*THE PROBLEM*:
Rewrite the items below so that every occurrence of "Ellipse shape" becomes "Circle marker". Leave all other text unchanged.

*SUPPLIED MATERIAL*:
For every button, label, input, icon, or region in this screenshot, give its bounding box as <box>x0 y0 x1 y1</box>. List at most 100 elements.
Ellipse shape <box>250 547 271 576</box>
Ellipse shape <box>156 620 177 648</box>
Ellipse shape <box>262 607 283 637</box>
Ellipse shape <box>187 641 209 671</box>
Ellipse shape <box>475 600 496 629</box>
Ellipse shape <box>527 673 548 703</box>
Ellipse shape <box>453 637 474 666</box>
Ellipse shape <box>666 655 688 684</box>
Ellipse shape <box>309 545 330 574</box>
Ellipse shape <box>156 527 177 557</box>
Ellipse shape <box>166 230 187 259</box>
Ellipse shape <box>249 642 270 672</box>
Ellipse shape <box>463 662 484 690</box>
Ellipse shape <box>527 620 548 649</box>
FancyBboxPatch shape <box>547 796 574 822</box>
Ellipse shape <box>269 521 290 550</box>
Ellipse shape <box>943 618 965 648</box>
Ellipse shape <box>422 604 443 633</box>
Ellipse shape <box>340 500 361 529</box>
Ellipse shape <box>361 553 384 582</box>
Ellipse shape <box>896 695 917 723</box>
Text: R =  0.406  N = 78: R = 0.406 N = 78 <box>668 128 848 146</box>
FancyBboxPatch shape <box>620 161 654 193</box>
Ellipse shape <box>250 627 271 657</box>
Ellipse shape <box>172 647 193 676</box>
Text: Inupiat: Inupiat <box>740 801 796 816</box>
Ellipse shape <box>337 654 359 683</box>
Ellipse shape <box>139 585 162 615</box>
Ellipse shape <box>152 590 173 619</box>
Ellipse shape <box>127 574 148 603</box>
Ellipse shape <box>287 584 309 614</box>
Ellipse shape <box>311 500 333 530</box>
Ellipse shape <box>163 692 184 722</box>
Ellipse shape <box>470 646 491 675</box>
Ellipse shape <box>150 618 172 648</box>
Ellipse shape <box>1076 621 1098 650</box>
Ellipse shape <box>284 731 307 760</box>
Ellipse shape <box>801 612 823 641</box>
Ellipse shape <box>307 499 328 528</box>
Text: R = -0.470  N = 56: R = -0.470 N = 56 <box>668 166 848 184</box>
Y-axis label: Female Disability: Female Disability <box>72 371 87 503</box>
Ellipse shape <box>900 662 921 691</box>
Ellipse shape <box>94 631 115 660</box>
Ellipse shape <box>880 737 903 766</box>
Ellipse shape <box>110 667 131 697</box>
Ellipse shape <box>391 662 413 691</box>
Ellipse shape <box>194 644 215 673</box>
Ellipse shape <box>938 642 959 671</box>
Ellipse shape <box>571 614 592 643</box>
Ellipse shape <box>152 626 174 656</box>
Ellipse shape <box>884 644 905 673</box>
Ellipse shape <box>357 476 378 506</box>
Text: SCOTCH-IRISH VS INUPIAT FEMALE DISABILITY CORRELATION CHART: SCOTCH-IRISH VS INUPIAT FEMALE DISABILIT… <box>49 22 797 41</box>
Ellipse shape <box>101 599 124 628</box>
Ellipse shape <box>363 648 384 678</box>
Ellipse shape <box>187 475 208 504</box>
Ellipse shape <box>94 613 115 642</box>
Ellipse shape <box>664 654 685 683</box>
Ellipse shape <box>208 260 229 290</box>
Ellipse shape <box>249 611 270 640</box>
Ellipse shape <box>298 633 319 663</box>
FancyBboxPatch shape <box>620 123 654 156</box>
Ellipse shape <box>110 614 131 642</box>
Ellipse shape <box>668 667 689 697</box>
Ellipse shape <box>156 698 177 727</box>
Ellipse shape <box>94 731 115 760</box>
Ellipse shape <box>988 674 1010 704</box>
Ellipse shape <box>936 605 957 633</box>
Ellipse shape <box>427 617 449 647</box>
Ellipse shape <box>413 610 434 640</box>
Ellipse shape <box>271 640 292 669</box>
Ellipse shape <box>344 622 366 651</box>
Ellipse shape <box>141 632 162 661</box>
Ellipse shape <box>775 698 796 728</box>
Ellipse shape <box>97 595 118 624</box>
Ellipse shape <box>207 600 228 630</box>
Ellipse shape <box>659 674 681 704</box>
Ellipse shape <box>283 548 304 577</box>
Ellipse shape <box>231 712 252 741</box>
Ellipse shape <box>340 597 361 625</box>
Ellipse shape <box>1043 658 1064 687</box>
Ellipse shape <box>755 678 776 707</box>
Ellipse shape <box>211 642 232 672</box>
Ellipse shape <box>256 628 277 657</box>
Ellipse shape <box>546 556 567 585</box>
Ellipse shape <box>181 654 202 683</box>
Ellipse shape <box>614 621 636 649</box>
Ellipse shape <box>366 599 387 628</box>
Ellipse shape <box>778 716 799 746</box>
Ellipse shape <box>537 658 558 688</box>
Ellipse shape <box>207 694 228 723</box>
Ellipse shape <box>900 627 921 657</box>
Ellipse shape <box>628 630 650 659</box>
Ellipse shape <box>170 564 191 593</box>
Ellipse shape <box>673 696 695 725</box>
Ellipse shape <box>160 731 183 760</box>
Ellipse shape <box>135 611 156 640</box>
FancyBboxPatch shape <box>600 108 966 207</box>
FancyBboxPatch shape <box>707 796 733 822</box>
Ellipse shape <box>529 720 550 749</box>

*TASK SOLUTION*:
For every button, label, input, icon, or region in this screenshot, give its bounding box as <box>x0 y0 x1 y1</box>. List at most 100 elements.
Circle marker <box>250 547 271 576</box>
Circle marker <box>156 620 177 648</box>
Circle marker <box>262 607 283 637</box>
Circle marker <box>187 641 209 671</box>
Circle marker <box>475 600 496 629</box>
Circle marker <box>527 673 548 703</box>
Circle marker <box>453 637 474 666</box>
Circle marker <box>666 655 688 684</box>
Circle marker <box>309 545 330 574</box>
Circle marker <box>156 527 177 557</box>
Circle marker <box>166 230 187 259</box>
Circle marker <box>249 642 270 672</box>
Circle marker <box>463 662 484 690</box>
Circle marker <box>527 620 548 649</box>
FancyBboxPatch shape <box>547 796 574 822</box>
Circle marker <box>269 521 290 550</box>
Circle marker <box>943 618 965 648</box>
Circle marker <box>422 604 443 633</box>
Circle marker <box>340 500 361 529</box>
Circle marker <box>361 553 384 582</box>
Circle marker <box>896 695 917 723</box>
Text: R =  0.406  N = 78: R = 0.406 N = 78 <box>668 128 848 146</box>
FancyBboxPatch shape <box>620 161 654 193</box>
Circle marker <box>250 627 271 657</box>
Circle marker <box>172 647 193 676</box>
Text: Inupiat: Inupiat <box>740 801 796 816</box>
Circle marker <box>337 654 359 683</box>
Circle marker <box>139 585 162 615</box>
Circle marker <box>152 590 173 619</box>
Circle marker <box>127 574 148 603</box>
Circle marker <box>287 584 309 614</box>
Circle marker <box>311 500 333 530</box>
Circle marker <box>163 692 184 722</box>
Circle marker <box>470 646 491 675</box>
Circle marker <box>150 618 172 648</box>
Circle marker <box>1076 621 1098 650</box>
Circle marker <box>284 731 307 760</box>
Circle marker <box>801 612 823 641</box>
Circle marker <box>307 499 328 528</box>
Text: R = -0.470  N = 56: R = -0.470 N = 56 <box>668 166 848 184</box>
Y-axis label: Female Disability: Female Disability <box>72 371 87 503</box>
Circle marker <box>900 662 921 691</box>
Circle marker <box>94 631 115 660</box>
Circle marker <box>880 737 903 766</box>
Circle marker <box>110 667 131 697</box>
Circle marker <box>391 662 413 691</box>
Circle marker <box>194 644 215 673</box>
Circle marker <box>938 642 959 671</box>
Circle marker <box>571 614 592 643</box>
Circle marker <box>152 626 174 656</box>
Circle marker <box>884 644 905 673</box>
Circle marker <box>357 476 378 506</box>
Text: SCOTCH-IRISH VS INUPIAT FEMALE DISABILITY CORRELATION CHART: SCOTCH-IRISH VS INUPIAT FEMALE DISABILIT… <box>49 22 797 41</box>
Circle marker <box>101 599 124 628</box>
Circle marker <box>363 648 384 678</box>
Circle marker <box>187 475 208 504</box>
Circle marker <box>94 613 115 642</box>
Circle marker <box>664 654 685 683</box>
Circle marker <box>208 260 229 290</box>
Circle marker <box>249 611 270 640</box>
Circle marker <box>298 633 319 663</box>
FancyBboxPatch shape <box>620 123 654 156</box>
Circle marker <box>110 614 131 642</box>
Circle marker <box>668 667 689 697</box>
Circle marker <box>156 698 177 727</box>
Circle marker <box>94 731 115 760</box>
Circle marker <box>988 674 1010 704</box>
Circle marker <box>936 605 957 633</box>
Circle marker <box>427 617 449 647</box>
Circle marker <box>413 610 434 640</box>
Circle marker <box>271 640 292 669</box>
Circle marker <box>344 622 366 651</box>
Circle marker <box>141 632 162 661</box>
Circle marker <box>775 698 796 728</box>
Circle marker <box>97 595 118 624</box>
Circle marker <box>207 600 228 630</box>
Circle marker <box>659 674 681 704</box>
Circle marker <box>283 548 304 577</box>
Circle marker <box>231 712 252 741</box>
Circle marker <box>340 597 361 625</box>
Circle marker <box>1043 658 1064 687</box>
Circle marker <box>755 678 776 707</box>
Circle marker <box>211 642 232 672</box>
Circle marker <box>256 628 277 657</box>
Circle marker <box>546 556 567 585</box>
Circle marker <box>181 654 202 683</box>
Circle marker <box>614 621 636 649</box>
Circle marker <box>366 599 387 628</box>
Circle marker <box>778 716 799 746</box>
Circle marker <box>537 658 558 688</box>
Circle marker <box>207 694 228 723</box>
Circle marker <box>900 627 921 657</box>
Circle marker <box>628 630 650 659</box>
Circle marker <box>170 564 191 593</box>
Circle marker <box>673 696 695 725</box>
Circle marker <box>160 731 183 760</box>
Circle marker <box>135 611 156 640</box>
FancyBboxPatch shape <box>600 108 966 207</box>
FancyBboxPatch shape <box>707 796 733 822</box>
Circle marker <box>529 720 550 749</box>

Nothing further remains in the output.